• What is expected:
Provide only the number of lines in the data below that contain the word "miga".
>> start Exercise materials
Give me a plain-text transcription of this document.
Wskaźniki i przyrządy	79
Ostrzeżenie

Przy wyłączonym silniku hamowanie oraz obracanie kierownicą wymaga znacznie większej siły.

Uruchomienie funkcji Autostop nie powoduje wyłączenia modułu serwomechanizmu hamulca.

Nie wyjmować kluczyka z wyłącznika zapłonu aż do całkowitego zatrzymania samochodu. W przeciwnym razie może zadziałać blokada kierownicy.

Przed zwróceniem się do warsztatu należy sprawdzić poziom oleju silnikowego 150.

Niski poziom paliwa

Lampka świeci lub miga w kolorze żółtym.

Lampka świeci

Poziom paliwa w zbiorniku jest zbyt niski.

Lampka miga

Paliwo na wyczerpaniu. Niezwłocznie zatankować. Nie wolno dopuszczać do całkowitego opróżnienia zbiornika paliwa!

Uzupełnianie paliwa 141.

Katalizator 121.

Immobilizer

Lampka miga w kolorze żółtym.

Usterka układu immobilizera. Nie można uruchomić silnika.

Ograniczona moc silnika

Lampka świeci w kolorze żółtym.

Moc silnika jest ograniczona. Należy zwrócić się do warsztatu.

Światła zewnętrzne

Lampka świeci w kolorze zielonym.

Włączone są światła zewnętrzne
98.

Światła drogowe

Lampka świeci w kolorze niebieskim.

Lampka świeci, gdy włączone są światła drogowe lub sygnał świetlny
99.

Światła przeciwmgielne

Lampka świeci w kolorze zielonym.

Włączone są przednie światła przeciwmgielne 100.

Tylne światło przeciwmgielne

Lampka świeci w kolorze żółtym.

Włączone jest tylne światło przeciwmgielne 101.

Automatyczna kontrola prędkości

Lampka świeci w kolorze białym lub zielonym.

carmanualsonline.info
>> end Exercise materials
• Full response:
3